Stored data entries:
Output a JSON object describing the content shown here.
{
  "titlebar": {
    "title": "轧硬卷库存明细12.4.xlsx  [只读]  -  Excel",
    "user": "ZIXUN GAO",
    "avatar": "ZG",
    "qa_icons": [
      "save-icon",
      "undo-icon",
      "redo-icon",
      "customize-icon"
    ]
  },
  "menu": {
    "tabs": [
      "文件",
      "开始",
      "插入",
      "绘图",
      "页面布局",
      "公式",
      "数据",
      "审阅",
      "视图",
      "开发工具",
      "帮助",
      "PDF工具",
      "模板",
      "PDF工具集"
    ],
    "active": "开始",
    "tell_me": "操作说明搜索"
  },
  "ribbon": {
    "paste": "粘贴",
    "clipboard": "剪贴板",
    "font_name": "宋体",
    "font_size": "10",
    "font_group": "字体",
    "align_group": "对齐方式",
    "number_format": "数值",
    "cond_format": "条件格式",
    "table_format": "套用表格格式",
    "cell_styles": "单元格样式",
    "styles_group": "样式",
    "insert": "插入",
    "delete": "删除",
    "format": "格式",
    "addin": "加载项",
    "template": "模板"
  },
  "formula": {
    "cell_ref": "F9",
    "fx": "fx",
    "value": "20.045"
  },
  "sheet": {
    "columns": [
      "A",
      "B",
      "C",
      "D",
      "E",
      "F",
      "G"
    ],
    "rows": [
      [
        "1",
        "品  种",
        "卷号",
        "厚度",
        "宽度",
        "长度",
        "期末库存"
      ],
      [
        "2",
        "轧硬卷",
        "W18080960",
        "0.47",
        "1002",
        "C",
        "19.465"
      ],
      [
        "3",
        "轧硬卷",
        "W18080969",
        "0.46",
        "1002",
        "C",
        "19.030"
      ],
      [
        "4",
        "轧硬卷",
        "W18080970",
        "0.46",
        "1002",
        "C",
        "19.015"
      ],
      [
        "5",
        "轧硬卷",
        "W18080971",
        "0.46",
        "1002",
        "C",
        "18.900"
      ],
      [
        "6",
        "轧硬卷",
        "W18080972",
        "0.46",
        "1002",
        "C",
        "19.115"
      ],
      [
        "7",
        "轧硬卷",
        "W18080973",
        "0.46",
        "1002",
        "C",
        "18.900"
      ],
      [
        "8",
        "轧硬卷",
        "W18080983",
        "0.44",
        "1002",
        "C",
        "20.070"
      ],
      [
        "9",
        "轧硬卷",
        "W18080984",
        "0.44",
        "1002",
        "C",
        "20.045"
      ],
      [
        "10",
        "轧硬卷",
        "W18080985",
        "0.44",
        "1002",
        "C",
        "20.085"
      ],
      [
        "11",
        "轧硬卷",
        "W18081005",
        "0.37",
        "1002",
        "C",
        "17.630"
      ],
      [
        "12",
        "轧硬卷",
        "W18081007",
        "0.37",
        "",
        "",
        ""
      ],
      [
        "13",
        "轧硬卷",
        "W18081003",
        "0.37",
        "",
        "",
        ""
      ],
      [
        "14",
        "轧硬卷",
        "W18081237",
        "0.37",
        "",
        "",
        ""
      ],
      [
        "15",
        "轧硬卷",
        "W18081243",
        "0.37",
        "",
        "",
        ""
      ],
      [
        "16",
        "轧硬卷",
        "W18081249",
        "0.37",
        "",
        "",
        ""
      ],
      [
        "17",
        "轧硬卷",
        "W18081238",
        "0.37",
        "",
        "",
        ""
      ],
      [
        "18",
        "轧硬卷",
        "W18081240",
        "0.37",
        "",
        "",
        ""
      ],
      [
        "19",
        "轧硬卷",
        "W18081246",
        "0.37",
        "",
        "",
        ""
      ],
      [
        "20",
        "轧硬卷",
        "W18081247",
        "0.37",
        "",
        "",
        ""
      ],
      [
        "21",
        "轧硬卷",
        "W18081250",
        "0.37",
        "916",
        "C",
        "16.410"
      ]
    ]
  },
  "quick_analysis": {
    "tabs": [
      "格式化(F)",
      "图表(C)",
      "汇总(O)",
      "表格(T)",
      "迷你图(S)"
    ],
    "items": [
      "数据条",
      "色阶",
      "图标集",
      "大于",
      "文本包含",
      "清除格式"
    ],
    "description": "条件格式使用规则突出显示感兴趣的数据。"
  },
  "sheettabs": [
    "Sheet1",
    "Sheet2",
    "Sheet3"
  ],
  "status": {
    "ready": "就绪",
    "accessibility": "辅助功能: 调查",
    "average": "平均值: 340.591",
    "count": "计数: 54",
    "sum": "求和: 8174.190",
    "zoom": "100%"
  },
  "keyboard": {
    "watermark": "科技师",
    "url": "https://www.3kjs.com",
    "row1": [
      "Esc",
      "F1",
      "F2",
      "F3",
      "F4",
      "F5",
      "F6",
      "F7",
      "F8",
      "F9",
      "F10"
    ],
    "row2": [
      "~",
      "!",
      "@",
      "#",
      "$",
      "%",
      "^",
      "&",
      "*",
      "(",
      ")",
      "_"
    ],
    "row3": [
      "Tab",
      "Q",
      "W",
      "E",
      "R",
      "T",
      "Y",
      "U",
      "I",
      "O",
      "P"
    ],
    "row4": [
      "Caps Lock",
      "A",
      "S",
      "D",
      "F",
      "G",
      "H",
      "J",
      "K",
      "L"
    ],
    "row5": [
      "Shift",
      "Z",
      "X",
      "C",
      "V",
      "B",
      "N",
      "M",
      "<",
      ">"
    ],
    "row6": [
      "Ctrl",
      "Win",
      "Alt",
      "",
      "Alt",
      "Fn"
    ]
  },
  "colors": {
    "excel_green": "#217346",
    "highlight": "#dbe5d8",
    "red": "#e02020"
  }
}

DIRECTIONS: From the preceding material, extract every line exactly.

ANSWER TO THE TASK:
Output a JSON object describing the content shown here.
{
  "titlebar": {
    "title": "轧硬卷库存明细12.4.xlsx  [只读]  -  Excel",
    "user": "ZIXUN GAO",
    "avatar": "ZG",
    "qa_icons": [
      "save-icon",
      "undo-icon",
      "redo-icon",
      "customize-icon"
    ]
  },
  "menu": {
    "tabs": [
      "文件",
      "开始",
      "插入",
      "绘图",
      "页面布局",
      "公式",
      "数据",
      "审阅",
      "视图",
      "开发工具",
      "帮助",
      "PDF工具",
      "模板",
      "PDF工具集"
    ],
    "active": "开始",
    "tell_me": "操作说明搜索"
  },
  "ribbon": {
    "paste": "粘贴",
    "clipboard": "剪贴板",
    "font_name": "宋体",
    "font_size": "10",
    "font_group": "字体",
    "align_group": "对齐方式",
    "number_format": "数值",
    "cond_format": "条件格式",
    "table_format": "套用表格格式",
    "cell_styles": "单元格样式",
    "styles_group": "样式",
    "insert": "插入",
    "delete": "删除",
    "format": "格式",
    "addin": "加载项",
    "template": "模板"
  },
  "formula": {
    "cell_ref": "F9",
    "fx": "fx",
    "value": "20.045"
  },
  "sheet": {
    "columns": [
      "A",
      "B",
      "C",
      "D",
      "E",
      "F",
      "G"
    ],
    "rows": [
      [
        "1",
        "品  种",
        "卷号",
        "厚度",
        "宽度",
        "长度",
        "期末库存"
      ],
      [
        "2",
        "轧硬卷",
        "W18080960",
        "0.47",
        "1002",
        "C",
        "19.465"
      ],
      [
        "3",
        "轧硬卷",
        "W18080969",
        "0.46",
        "1002",
        "C",
        "19.030"
      ],
      [
        "4",
        "轧硬卷",
        "W18080970",
        "0.46",
        "1002",
        "C",
        "19.015"
      ],
      [
        "5",
        "轧硬卷",
        "W18080971",
        "0.46",
        "1002",
        "C",
        "18.900"
      ],
      [
        "6",
        "轧硬卷",
        "W18080972",
        "0.46",
        "1002",
        "C",
        "19.115"
      ],
      [
        "7",
        "轧硬卷",
        "W18080973",
        "0.46",
        "1002",
        "C",
        "18.900"
      ],
      [
        "8",
        "轧硬卷",
        "W18080983",
        "0.44",
        "1002",
        "C",
        "20.070"
      ],
      [
        "9",
        "轧硬卷",
        "W18080984",
        "0.44",
        "1002",
        "C",
        "20.045"
      ],
      [
        "10",
        "轧硬卷",
        "W18080985",
        "0.44",
        "1002",
        "C",
        "20.085"
      ],
      [
        "11",
        "轧硬卷",
        "W18081005",
        "0.37",
        "1002",
        "C",
        "17.630"
      ],
      [
        "12",
        "轧硬卷",
        "W18081007",
        "0.37",
        "",
        "",
        ""
      ],
      [
        "13",
        "轧硬卷",
        "W18081003",
        "0.37",
        "",
        "",
        ""
      ],
      [
        "14",
        "轧硬卷",
        "W18081237",
        "0.37",
        "",
        "",
        ""
      ],
      [
        "15",
        "轧硬卷",
        "W18081243",
        "0.37",
        "",
        "",
        ""
      ],
      [
        "16",
        "轧硬卷",
        "W18081249",
        "0.37",
        "",
        "",
        ""
      ],
      [
        "17",
        "轧硬卷",
        "W18081238",
        "0.37",
        "",
        "",
        ""
      ],
      [
        "18",
        "轧硬卷",
        "W18081240",
        "0.37",
        "",
        "",
        ""
      ],
      [
        "19",
        "轧硬卷",
        "W18081246",
        "0.37",
        "",
        "",
        ""
      ],
      [
        "20",
        "轧硬卷",
        "W18081247",
        "0.37",
        "",
        "",
        ""
      ],
      [
        "21",
        "轧硬卷",
        "W18081250",
        "0.37",
        "916",
        "C",
        "16.410"
      ]
    ]
  },
  "quick_analysis": {
    "tabs": [
      "格式化(F)",
      "图表(C)",
      "汇总(O)",
      "表格(T)",
      "迷你图(S)"
    ],
    "items": [
      "数据条",
      "色阶",
      "图标集",
      "大于",
      "文本包含",
      "清除格式"
    ],
    "description": "条件格式使用规则突出显示感兴趣的数据。"
  },
  "sheettabs": [
    "Sheet1",
    "Sheet2",
    "Sheet3"
  ],
  "status": {
    "ready": "就绪",
    "accessibility": "辅助功能: 调查",
    "average": "平均值: 340.591",
    "count": "计数: 54",
    "sum": "求和: 8174.190",
    "zoom": "100%"
  },
  "keyboard": {
    "watermark": "科技师",
    "url": "https://www.3kjs.com",
    "row1": [
      "Esc",
      "F1",
      "F2",
      "F3",
      "F4",
      "F5",
      "F6",
      "F7",
      "F8",
      "F9",
      "F10"
    ],
    "row2": [
      "~",
      "!",
      "@",
      "#",
      "$",
      "%",
      "^",
      "&",
      "*",
      "(",
      ")",
      "_"
    ],
    "row3": [
      "Tab",
      "Q",
      "W",
      "E",
      "R",
      "T",
      "Y",
      "U",
      "I",
      "O",
      "P"
    ],
    "row4": [
      "Caps Lock",
      "A",
      "S",
      "D",
      "F",
      "G",
      "H",
      "J",
      "K",
      "L"
    ],
    "row5": [
      "Shift",
      "Z",
      "X",
      "C",
      "V",
      "B",
      "N",
      "M",
      "<",
      ">"
    ],
    "row6": [
      "Ctrl",
      "Win",
      "Alt",
      "",
      "Alt",
      "Fn"
    ]
  },
  "colors": {
    "excel_green": "#217346",
    "highlight": "#dbe5d8",
    "red": "#e02020"
  }
}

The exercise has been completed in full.